-- start of TASK INPUT --

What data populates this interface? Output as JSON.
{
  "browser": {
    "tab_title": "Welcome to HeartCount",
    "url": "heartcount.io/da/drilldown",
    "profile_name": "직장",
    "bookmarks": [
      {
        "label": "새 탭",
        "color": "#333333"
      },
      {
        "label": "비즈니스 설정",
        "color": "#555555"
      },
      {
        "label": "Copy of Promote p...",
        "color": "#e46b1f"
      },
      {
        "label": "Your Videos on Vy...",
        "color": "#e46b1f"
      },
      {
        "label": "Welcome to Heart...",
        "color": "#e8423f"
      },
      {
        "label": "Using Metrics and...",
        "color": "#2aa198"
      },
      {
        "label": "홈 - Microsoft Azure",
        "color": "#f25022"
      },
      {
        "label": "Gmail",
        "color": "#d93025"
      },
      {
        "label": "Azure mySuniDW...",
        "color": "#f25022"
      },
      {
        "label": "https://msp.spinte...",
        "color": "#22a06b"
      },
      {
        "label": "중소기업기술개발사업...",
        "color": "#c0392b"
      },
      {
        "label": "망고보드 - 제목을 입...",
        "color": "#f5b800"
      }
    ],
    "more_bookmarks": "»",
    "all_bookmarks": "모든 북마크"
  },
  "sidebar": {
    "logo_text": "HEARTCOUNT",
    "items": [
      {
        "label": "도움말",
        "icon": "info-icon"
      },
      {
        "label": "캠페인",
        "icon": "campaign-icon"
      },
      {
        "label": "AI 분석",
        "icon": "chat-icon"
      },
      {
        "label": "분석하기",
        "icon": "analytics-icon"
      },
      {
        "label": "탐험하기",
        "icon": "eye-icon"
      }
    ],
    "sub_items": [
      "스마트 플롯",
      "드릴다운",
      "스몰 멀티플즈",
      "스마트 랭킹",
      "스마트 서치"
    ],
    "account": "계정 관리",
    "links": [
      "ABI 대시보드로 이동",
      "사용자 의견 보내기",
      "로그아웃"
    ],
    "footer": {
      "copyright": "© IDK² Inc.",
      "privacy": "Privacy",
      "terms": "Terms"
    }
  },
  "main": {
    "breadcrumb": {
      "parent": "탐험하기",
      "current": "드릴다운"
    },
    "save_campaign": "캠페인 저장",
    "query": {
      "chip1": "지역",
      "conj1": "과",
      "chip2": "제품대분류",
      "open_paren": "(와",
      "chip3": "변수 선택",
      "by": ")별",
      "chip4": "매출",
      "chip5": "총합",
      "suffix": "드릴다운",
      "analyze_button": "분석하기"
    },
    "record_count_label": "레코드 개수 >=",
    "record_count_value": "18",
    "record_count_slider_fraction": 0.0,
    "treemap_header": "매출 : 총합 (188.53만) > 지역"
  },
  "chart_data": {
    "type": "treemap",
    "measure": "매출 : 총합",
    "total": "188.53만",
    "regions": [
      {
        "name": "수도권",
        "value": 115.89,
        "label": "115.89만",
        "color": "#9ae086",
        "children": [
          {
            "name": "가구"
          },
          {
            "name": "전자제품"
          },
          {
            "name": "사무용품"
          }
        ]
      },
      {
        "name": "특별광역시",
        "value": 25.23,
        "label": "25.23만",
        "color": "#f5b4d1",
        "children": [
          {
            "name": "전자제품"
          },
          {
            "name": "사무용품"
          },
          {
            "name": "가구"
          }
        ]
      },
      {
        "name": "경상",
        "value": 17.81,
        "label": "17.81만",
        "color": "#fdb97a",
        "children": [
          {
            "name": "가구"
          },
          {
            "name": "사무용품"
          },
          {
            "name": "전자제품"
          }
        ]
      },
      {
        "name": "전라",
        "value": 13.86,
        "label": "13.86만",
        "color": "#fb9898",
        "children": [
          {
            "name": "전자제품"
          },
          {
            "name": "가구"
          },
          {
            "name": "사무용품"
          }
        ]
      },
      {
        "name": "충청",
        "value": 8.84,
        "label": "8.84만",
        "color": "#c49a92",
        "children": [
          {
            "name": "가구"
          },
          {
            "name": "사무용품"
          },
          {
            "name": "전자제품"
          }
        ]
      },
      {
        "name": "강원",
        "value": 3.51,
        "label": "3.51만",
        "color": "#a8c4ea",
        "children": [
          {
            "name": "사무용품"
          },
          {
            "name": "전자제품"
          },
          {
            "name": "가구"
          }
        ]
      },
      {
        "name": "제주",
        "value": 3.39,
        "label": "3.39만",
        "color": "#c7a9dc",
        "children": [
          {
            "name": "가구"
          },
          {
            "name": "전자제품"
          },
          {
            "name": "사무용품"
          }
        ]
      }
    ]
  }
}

-- end of TASK INPUT --

■ **TASK STATEMENT**: Your task is to return the full listing exactly as it was given.

■ **RESPONSE**:
What data populates this interface? Output as JSON.
{
  "browser": {
    "tab_title": "Welcome to HeartCount",
    "url": "heartcount.io/da/drilldown",
    "profile_name": "직장",
    "bookmarks": [
      {
        "label": "새 탭",
        "color": "#333333"
      },
      {
        "label": "비즈니스 설정",
        "color": "#555555"
      },
      {
        "label": "Copy of Promote p...",
        "color": "#e46b1f"
      },
      {
        "label": "Your Videos on Vy...",
        "color": "#e46b1f"
      },
      {
        "label": "Welcome to Heart...",
        "color": "#e8423f"
      },
      {
        "label": "Using Metrics and...",
        "color": "#2aa198"
      },
      {
        "label": "홈 - Microsoft Azure",
        "color": "#f25022"
      },
      {
        "label": "Gmail",
        "color": "#d93025"
      },
      {
        "label": "Azure mySuniDW...",
        "color": "#f25022"
      },
      {
        "label": "https://msp.spinte...",
        "color": "#22a06b"
      },
      {
        "label": "중소기업기술개발사업...",
        "color": "#c0392b"
      },
      {
        "label": "망고보드 - 제목을 입...",
        "color": "#f5b800"
      }
    ],
    "more_bookmarks": "»",
    "all_bookmarks": "모든 북마크"
  },
  "sidebar": {
    "logo_text": "HEARTCOUNT",
    "items": [
      {
        "label": "도움말",
        "icon": "info-icon"
      },
      {
        "label": "캠페인",
        "icon": "campaign-icon"
      },
      {
        "label": "AI 분석",
        "icon": "chat-icon"
      },
      {
        "label": "분석하기",
        "icon": "analytics-icon"
      },
      {
        "label": "탐험하기",
        "icon": "eye-icon"
      }
    ],
    "sub_items": [
      "스마트 플롯",
      "드릴다운",
      "스몰 멀티플즈",
      "스마트 랭킹",
      "스마트 서치"
    ],
    "account": "계정 관리",
    "links": [
      "ABI 대시보드로 이동",
      "사용자 의견 보내기",
      "로그아웃"
    ],
    "footer": {
      "copyright": "© IDK² Inc.",
      "privacy": "Privacy",
      "terms": "Terms"
    }
  },
  "main": {
    "breadcrumb": {
      "parent": "탐험하기",
      "current": "드릴다운"
    },
    "save_campaign": "캠페인 저장",
    "query": {
      "chip1": "지역",
      "conj1": "과",
      "chip2": "제품대분류",
      "open_paren": "(와",
      "chip3": "변수 선택",
      "by": ")별",
      "chip4": "매출",
      "chip5": "총합",
      "suffix": "드릴다운",
      "analyze_button": "분석하기"
    },
    "record_count_label": "레코드 개수 >=",
    "record_count_value": "18",
    "record_count_slider_fraction": 0.0,
    "treemap_header": "매출 : 총합 (188.53만) > 지역"
  },
  "chart_data": {
    "type": "treemap",
    "measure": "매출 : 총합",
    "total": "188.53만",
    "regions": [
      {
        "name": "수도권",
        "value": 115.89,
        "label": "115.89만",
        "color": "#9ae086",
        "children": [
          {
            "name": "가구"
          },
          {
            "name": "전자제품"
          },
          {
            "name": "사무용품"
          }
        ]
      },
      {
        "name": "특별광역시",
        "value": 25.23,
        "label": "25.23만",
        "color": "#f5b4d1",
        "children": [
          {
            "name": "전자제품"
          },
          {
            "name": "사무용품"
          },
          {
            "name": "가구"
          }
        ]
      },
      {
        "name": "경상",
        "value": 17.81,
        "label": "17.81만",
        "color": "#fdb97a",
        "children": [
          {
            "name": "가구"
          },
          {
            "name": "사무용품"
          },
          {
            "name": "전자제품"
          }
        ]
      },
      {
        "name": "전라",
        "value": 13.86,
        "label": "13.86만",
        "color": "#fb9898",
        "children": [
          {
            "name": "전자제품"
          },
          {
            "name": "가구"
          },
          {
            "name": "사무용품"
          }
        ]
      },
      {
        "name": "충청",
        "value": 8.84,
        "label": "8.84만",
        "color": "#c49a92",
        "children": [
          {
            "name": "가구"
          },
          {
            "name": "사무용품"
          },
          {
            "name": "전자제품"
          }
        ]
      },
      {
        "name": "강원",
        "value": 3.51,
        "label": "3.51만",
        "color": "#a8c4ea",
        "children": [
          {
            "name": "사무용품"
          },
          {
            "name": "전자제품"
          },
          {
            "name": "가구"
          }
        ]
      },
      {
        "name": "제주",
        "value": 3.39,
        "label": "3.39만",
        "color": "#c7a9dc",
        "children": [
          {
            "name": "가구"
          },
          {
            "name": "전자제품"
          },
          {
            "name": "사무용품"
          }
        ]
      }
    ]
  }
}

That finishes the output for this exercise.